Document excerpt
While this may upset Kathy, she understands it. Although Lizzy is young—a tween or young teen—she has had to pick up the slack of her mother's failed parenting. It is Lizzy who cleans the house, Lizzy who wakes her mom up in the morning, Lizzy who seemingly does everything. Kathy is not so far gone that she doesn't recognize this either and she hates herself for how much Lizzy does, and is more than a little angry at Lizzy for it as well.
In the best element of The Monster, this story comes out in a series of flashbacks as the women are stuck in the car. These flashbacks are the movie at its most raw and brutal. No amount of evil creature in the woods is quite as terrifying as these two people who should have the most loving of relationships cursing at each other and declaring their hatred for one another in a way that is significantly more serious than just teen angst.
But, there is an evil creature in the woods. Moreover, that creature seems to have prompted Kathy's tire blowout and what may have also been a collision with a wolf. At minimum, there is a bloody wolf lying in the middle of the road post-breakdown.Although Kathy does make the utterly inexplicable horror movie choice to take the road no one else goes on anymore, she is not so foolish to leave her cell phone at home. Even so, the mother and daughter are off the beaten path and a wreck on the nearby highway delays the arrival of a tow truck and ambulance.
The Monster is just that sort of movie – for every smart thing it does, it can't help but offer up one or two dumb things. Lizzy and Kathy are hyper-aware of their surroundings except for when the presumed dead wolf mysteriously disappears from right in front of their car. At one point they actually see the evil creature that is haunting them and then, although Kathy and Lizzy are looking right at it, miss seeing the fact that it leaves.

Action item A
In the review of The Monster, what holds up the arrival of the tow truck and ambulance?
Action item B
Continue the review of The Monster from the point where it stops.

Saved entries
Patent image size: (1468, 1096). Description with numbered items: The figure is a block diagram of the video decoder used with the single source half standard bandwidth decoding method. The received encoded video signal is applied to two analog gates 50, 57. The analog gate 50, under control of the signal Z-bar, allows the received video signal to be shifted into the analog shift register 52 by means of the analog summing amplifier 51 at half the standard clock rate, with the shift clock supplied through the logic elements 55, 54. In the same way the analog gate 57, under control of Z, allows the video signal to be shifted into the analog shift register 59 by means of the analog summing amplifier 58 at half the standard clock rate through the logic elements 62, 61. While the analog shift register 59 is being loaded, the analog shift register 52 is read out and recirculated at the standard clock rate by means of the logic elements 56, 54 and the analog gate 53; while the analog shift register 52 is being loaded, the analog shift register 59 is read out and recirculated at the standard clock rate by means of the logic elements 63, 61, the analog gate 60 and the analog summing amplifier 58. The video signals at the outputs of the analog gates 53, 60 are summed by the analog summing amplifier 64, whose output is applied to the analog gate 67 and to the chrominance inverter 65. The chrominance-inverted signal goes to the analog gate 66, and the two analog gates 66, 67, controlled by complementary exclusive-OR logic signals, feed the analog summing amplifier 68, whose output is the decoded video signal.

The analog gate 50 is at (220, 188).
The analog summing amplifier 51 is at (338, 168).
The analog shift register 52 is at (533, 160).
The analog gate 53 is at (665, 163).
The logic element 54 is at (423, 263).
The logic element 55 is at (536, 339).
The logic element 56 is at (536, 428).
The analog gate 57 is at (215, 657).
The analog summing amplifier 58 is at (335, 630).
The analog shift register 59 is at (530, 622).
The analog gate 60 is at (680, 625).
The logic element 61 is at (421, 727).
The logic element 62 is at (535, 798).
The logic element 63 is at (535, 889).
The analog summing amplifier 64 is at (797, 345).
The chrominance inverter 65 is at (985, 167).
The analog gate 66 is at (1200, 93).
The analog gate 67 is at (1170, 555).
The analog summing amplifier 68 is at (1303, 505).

Response area A
A wreck on the nearby highway.

Response area B
Bertino is less interested, it seems, in the evil creature tormenting the two main characters than he is in exploring their relationship. The women being stuck in the car, just the two of them, for an extended period allows for that exploration and both Kazan and Ballentine deliver moments that are heart-wrenching.
As long as the tale remains just the two of them in that car, it is utterly engrossing and any of the more silly elements can be forgiven. However, that all falters as the movie progresses, the characters leave the close confines of the car, and help does finally arrive. The creature winds up looking distinctly like a human in a monster suit, and the people who are supposed to help Lizzy and Kathy are less than useful.
One reading of the film would turn the evil creature into an allegory for alcoholism, working the wolf as well as the tow truck and ambulance into the argument. Although that slant may initially add more of an explanation for what takes place, it winds up trivializing both the creature and the disease (and sounds a little silly). And yet, as the film offers up no insights into the creature whatsoever, it is an inescapable reading, whether one subscribes to it or not.